▶ **TASK BRIEF**
Scan the data. Collect each line that contains the word "OBSERVATIO".

(Document page data)
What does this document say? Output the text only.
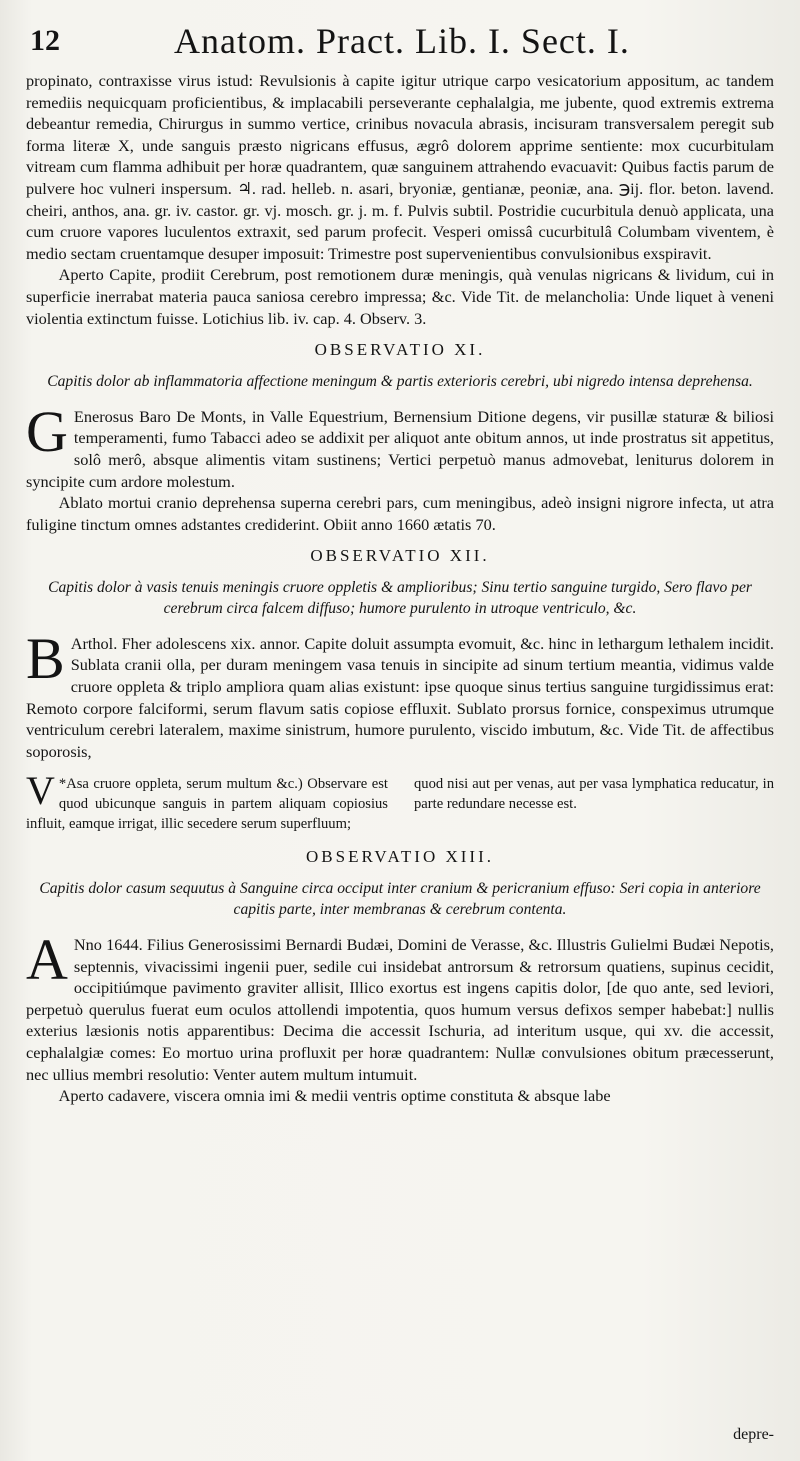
12	Anatom. Pract. Lib. I. Sect. I.

propinato, contraxisse virus istud: Revulsionis à capite igitur utrique carpo vesicatorium appositum, ac tandem remediis nequicquam proficientibus, & implacabili perseverante cephalalgia, me jubente, quod extremis extrema debeantur remedia, Chirurgus in summo vertice, crinibus novacula abrasis, incisuram transversalem peregit sub forma literæ X, unde sanguis præsto nigricans effusus, ægrô dolorem apprime sentiente: mox cucurbitulam vitream cum flamma adhibuit per horæ quadrantem, quæ sanguinem attrahendo evacuavit: Quibus factis parum de pulvere hoc vulneri inspersum. ♃. rad. helleb. n. asari, bryoniæ, gentianæ, peoniæ, ana. ℈ij. flor. beton. lavend. cheiri, anthos, ana. gr. iv. castor. gr. vj. mosch. gr. j. m. f. Pulvis subtil. Postridie cucurbitula denuò applicata, una cum cruore vapores luculentos extraxit, sed parum profecit. Vesperi omissâ cucurbitulâ Columbam viventem, è medio sectam cruentamque desuper imposuit: Trimestre post supervenientibus convulsionibus exspiravit.

Aperto Capite, prodiit Cerebrum, post remotionem duræ meningis, quà venulas nigricans & lividum, cui in superficie inerrabat materia pauca saniosa cerebro impressa; &c. Vide Tit. de melancholia: Unde liquet à veneni violentia extinctum fuisse. Lotichius lib. iv. cap. 4. Observ. 3.

OBSERVATIO XI.
Capitis dolor ab inflammatoria affectione meningum & partis exterioris cerebri, ubi nigredo intensa deprehensa.

G Enerosus Baro De Monts, in Valle Equestrium, Bernensium Ditione degens, vir pusillæ staturæ & biliosi temperamenti, fumo Tabacci adeo se addixit per aliquot ante obitum annos, ut inde prostratus sit appetitus, solô merô, absque alimentis vitam sustinens; Vertici perpetuò manus admovebat, leniturus dolorem in syncipite cum ardore molestum.

Ablato mortui cranio deprehensa superna cerebri pars, cum meningibus, adeò insigni nigrore infecta, ut atra fuligine tinctum omnes adstantes crediderint. Obiit anno 1660 ætatis 70.

OBSERVATIO XII.
Capitis dolor à vasis tenuis meningis cruore oppletis & amplioribus; Sinu tertio sanguine turgido, Sero flavo per cerebrum circa falcem diffuso; humore purulento in utroque ventriculo, &c.

B Arthol. Fher adolescens xix. annor. Capite doluit assumpta evomuit, &c. hinc in lethargum lethalem incidit. Sublata cranii olla, per duram meningem vasa tenuis in sincipite ad sinum tertium meantia, vidimus valde cruore oppleta & triplo ampliora quam alias existunt: ipse quoque sinus tertius sanguine turgidissimus erat: Remoto corpore falciformi, serum flavum satis copiose effluxit. Sublato prorsus fornice, conspeximus utrumque ventriculum cerebri lateralem, maxime sinistrum, humore purulento, viscido imbutum, &c. Vide Tit. de affectibus soporosis,

*
V Asa cruore oppleta, serum multum &c.) Observare est quod ubicunque sanguis in partem aliquam copiosius influit, eamque irrigat, illic secedere serum superfluum;
quod nisi aut per venas, aut per vasa lymphatica reducatur, in parte redundare necesse est.
OBSERVATIO XIII.
Capitis dolor casum sequutus à Sanguine circa occiput inter cranium & pericranium effuso: Seri copia in anteriore capitis parte, inter membranas & cerebrum contenta.

A Nno 1644. Filius Generosissimi Bernardi Budæi, Domini de Verasse, &c. Illustris Gulielmi Budæi Nepotis, septennis, vivacissimi ingenii puer, sedile cui insidebat antrorsum & retrorsum quatiens, supinus cecidit, occipitiúmque pavimento graviter allisit, Illico exortus est ingens capitis dolor, [de quo ante, sed leviori, perpetuò querulus fuerat eum oculos attollendi impotentia, quos humum versus defixos semper habebat:] nullis exterius læsionis notis apparentibus: Decima die accessit Ischuria, ad interitum usque, qui xv. die accessit, cephalalgiæ comes: Eo mortuo urina profluxit per horæ quadrantem: Nullæ convulsiones obitum præcesserunt, nec ullius membri resolutio: Venter autem multum intumuit.

Aperto cadavere, viscera omnia imi & medii ventris optime constituta & absque labe

depre-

▶ **RESPONSE AREA**
OBSERVATIO XI.
OBSERVATIO XII.
OBSERVATIO XIII.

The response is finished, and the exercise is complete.